WHAT THE TASK ASKS: Which lines have the string "color"? Copy all of them from the entries below.

******

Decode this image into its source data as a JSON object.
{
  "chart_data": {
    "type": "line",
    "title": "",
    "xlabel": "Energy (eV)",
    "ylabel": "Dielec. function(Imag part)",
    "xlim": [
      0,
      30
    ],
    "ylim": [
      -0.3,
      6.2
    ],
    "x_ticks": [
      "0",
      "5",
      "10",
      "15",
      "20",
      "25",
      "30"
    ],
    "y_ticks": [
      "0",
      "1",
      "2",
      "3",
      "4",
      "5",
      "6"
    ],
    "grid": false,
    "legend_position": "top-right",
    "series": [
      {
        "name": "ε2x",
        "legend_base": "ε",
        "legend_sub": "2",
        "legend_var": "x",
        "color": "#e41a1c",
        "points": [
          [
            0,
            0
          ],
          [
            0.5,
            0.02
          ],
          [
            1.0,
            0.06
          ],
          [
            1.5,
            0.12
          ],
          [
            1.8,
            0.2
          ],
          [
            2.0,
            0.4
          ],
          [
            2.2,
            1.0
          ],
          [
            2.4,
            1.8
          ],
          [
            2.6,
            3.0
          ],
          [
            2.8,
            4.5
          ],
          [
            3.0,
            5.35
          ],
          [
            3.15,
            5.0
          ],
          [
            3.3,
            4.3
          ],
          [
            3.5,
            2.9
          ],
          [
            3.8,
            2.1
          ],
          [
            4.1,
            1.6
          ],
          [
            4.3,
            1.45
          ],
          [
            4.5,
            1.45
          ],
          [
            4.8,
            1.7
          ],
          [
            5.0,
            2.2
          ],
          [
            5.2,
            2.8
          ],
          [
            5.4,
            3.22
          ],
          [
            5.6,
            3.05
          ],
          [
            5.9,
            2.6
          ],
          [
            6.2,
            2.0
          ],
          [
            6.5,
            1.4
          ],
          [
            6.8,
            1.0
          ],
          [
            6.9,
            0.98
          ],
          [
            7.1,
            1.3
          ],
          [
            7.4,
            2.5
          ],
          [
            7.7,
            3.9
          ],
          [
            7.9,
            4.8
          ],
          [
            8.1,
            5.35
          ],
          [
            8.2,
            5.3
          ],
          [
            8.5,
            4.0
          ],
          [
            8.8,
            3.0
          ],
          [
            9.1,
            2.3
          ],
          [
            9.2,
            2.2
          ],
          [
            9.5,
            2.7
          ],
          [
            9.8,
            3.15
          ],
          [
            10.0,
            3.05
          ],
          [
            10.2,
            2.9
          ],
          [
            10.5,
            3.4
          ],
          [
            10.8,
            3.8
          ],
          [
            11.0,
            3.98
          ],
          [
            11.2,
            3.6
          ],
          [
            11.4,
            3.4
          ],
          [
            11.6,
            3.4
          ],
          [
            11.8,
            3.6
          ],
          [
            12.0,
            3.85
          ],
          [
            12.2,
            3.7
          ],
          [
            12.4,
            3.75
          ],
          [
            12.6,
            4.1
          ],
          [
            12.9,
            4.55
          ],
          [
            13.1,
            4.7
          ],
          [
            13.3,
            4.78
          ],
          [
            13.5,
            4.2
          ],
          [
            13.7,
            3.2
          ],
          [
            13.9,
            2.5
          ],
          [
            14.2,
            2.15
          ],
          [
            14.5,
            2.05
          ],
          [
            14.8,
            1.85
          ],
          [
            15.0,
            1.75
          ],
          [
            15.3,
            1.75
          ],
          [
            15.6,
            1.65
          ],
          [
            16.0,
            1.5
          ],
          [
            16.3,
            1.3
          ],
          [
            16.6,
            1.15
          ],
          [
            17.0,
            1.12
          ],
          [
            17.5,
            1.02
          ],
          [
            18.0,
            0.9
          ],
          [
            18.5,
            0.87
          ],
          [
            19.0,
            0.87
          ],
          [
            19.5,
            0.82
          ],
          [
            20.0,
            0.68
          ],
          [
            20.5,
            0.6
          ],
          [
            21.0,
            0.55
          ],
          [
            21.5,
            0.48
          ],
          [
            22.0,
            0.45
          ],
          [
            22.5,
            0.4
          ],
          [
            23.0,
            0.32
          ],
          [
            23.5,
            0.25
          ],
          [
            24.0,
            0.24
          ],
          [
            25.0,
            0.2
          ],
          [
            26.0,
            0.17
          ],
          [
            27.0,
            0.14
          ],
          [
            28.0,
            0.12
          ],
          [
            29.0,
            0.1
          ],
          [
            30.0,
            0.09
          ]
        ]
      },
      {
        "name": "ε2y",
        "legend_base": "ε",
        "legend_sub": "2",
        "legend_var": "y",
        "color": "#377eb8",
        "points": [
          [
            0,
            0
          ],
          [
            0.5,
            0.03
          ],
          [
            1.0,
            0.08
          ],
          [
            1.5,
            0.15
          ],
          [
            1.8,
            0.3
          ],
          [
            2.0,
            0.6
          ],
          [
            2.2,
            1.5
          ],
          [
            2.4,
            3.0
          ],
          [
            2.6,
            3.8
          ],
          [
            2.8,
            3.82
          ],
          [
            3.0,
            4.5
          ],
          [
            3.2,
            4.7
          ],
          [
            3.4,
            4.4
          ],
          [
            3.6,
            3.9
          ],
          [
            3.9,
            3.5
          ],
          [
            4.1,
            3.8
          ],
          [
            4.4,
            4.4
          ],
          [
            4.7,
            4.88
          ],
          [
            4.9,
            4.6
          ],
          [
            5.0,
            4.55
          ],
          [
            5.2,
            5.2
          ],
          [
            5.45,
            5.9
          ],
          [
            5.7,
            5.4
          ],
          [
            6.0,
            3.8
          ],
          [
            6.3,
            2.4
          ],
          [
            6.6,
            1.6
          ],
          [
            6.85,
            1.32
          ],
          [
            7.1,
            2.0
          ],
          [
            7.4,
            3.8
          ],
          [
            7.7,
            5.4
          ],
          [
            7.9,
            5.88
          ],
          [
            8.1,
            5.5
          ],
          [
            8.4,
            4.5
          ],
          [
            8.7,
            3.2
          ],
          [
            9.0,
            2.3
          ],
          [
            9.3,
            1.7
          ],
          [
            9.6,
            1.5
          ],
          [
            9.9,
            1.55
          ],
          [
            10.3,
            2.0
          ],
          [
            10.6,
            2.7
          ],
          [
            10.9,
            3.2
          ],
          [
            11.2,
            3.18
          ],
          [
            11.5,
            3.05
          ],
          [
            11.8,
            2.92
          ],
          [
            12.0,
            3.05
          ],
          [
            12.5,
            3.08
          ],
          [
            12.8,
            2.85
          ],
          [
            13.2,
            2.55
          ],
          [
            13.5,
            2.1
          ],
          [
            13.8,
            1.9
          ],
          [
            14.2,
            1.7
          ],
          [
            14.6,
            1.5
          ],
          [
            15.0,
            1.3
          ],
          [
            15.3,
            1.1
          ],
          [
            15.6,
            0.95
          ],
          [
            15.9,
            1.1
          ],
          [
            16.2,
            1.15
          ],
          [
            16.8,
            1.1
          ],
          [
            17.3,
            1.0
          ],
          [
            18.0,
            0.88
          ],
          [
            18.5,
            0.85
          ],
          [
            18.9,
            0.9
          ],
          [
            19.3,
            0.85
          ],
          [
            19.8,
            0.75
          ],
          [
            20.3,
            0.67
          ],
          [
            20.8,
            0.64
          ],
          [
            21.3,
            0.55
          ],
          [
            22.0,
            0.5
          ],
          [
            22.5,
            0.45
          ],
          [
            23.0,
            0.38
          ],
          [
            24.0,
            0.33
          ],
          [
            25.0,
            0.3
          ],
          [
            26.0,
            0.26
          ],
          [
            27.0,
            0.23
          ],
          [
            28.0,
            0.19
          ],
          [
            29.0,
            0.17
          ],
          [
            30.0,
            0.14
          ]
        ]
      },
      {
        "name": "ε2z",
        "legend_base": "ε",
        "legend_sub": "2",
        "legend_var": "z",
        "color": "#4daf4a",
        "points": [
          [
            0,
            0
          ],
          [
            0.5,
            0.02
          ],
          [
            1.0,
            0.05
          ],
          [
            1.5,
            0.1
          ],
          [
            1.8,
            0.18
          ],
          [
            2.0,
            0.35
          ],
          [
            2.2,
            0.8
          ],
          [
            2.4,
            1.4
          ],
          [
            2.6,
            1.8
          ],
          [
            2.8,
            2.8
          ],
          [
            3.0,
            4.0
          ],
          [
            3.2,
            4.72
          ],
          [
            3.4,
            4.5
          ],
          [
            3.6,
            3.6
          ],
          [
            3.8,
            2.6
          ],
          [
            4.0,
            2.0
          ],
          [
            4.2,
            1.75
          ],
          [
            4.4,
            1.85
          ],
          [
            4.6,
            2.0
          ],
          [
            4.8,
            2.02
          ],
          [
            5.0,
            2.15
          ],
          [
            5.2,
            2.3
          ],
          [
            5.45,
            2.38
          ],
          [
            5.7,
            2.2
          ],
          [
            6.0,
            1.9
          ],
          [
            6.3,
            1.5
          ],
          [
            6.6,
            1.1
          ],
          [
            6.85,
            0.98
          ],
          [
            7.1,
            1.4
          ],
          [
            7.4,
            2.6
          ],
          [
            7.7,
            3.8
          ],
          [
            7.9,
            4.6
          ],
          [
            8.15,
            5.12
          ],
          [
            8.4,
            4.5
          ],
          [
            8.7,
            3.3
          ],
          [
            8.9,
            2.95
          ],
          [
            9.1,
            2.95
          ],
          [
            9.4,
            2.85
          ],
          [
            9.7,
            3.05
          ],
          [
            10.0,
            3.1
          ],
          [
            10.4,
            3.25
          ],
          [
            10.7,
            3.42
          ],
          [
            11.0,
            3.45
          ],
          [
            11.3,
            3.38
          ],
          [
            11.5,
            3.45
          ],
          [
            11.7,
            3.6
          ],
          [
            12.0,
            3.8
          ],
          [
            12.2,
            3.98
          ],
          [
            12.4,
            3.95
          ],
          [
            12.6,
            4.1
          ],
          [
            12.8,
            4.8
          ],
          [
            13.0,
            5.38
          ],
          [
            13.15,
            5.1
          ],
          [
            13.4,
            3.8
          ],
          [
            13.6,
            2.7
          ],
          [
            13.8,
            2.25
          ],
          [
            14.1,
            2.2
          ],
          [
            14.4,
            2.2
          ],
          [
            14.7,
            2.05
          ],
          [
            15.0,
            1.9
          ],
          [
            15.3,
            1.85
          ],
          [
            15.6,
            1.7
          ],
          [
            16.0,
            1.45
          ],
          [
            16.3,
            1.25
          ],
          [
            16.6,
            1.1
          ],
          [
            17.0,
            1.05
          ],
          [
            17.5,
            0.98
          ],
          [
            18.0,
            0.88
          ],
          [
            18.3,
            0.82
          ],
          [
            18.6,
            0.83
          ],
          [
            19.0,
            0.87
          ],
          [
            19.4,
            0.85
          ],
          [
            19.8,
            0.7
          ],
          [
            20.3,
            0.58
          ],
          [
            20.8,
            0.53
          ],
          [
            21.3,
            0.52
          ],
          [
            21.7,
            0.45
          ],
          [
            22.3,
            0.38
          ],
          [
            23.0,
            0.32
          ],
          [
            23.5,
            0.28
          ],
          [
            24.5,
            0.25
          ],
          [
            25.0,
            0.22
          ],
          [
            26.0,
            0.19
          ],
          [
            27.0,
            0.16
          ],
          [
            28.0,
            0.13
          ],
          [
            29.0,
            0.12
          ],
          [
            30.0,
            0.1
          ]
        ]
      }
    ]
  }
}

******

RESPONSE TO THE TASK:
        "color": "#e41a1c",
        "color": "#377eb8",
        "color": "#4daf4a",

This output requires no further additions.